Source records
________

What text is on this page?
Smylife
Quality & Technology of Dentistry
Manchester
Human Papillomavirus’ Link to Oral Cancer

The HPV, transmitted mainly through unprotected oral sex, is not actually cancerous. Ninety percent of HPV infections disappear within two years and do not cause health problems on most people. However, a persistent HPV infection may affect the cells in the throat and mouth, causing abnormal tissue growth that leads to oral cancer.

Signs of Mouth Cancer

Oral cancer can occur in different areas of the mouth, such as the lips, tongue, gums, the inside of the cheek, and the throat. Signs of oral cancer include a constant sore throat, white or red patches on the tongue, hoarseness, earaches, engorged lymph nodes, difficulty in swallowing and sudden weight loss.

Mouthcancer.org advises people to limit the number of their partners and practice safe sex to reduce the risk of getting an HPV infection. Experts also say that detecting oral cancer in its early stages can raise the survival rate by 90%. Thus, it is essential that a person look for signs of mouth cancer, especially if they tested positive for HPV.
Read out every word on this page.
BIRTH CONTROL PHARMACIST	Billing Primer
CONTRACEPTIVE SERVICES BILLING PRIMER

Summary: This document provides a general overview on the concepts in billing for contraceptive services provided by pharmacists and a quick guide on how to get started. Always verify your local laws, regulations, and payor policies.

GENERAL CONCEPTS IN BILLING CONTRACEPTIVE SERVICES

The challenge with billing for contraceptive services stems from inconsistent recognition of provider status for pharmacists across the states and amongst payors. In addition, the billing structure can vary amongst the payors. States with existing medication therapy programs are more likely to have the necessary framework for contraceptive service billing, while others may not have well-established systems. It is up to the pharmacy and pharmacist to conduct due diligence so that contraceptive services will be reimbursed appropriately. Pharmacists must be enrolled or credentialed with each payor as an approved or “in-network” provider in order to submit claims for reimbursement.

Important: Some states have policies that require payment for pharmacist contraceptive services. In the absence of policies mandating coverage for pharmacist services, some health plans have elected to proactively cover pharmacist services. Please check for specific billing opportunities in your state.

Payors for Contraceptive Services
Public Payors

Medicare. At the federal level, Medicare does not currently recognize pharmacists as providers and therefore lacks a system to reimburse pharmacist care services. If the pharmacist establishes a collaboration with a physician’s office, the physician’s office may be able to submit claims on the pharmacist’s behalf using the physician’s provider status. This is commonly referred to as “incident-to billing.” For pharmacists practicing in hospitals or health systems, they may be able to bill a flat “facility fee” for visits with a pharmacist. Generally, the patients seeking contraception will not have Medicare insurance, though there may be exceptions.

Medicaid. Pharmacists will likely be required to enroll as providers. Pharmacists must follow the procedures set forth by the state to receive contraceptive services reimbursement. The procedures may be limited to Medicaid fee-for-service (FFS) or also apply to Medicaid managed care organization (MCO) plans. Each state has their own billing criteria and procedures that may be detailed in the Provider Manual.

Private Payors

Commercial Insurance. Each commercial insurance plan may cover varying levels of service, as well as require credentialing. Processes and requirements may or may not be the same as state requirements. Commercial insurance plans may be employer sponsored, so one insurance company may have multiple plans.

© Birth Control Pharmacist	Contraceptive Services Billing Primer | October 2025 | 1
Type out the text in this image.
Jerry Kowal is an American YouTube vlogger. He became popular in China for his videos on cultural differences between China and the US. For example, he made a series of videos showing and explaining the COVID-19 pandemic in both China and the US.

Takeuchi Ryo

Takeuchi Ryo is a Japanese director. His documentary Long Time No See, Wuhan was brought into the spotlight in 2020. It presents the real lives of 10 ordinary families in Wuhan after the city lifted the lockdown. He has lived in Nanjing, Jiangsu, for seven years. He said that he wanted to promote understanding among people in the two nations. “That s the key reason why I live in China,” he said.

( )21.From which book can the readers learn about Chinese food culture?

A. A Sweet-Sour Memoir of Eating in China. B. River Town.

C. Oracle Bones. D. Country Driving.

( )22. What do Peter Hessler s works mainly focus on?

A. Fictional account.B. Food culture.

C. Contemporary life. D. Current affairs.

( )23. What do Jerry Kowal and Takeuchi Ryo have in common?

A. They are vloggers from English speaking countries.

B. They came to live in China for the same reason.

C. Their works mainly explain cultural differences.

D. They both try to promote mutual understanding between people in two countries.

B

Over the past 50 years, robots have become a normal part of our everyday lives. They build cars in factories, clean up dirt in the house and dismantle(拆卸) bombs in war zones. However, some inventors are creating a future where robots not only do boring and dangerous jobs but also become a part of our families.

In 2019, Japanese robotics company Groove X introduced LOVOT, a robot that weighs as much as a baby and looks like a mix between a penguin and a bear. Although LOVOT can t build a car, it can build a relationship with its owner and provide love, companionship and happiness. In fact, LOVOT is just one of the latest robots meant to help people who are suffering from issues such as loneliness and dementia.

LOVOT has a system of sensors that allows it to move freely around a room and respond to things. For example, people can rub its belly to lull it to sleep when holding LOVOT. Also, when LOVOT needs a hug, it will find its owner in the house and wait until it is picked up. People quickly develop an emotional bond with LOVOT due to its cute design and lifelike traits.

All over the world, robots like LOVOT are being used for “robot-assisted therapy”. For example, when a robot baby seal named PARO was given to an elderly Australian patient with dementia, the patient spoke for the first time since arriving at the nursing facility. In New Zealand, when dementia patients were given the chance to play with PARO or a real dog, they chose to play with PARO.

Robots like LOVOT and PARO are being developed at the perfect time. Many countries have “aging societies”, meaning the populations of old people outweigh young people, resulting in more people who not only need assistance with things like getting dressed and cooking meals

________

## [EXERCISE BRIEF]
Looking through the data above, copy out each line in which the string "differences" occurs.

## [EXPECTED ANSWER]
Jerry Kowal is an American YouTube vlogger. He became popular in China for his videos on cultural differences between China and the US. For example, he made a series of videos showing and explaining the COVID-19 pandemic in both China and the US.
C. Their works mainly explain cultural differences.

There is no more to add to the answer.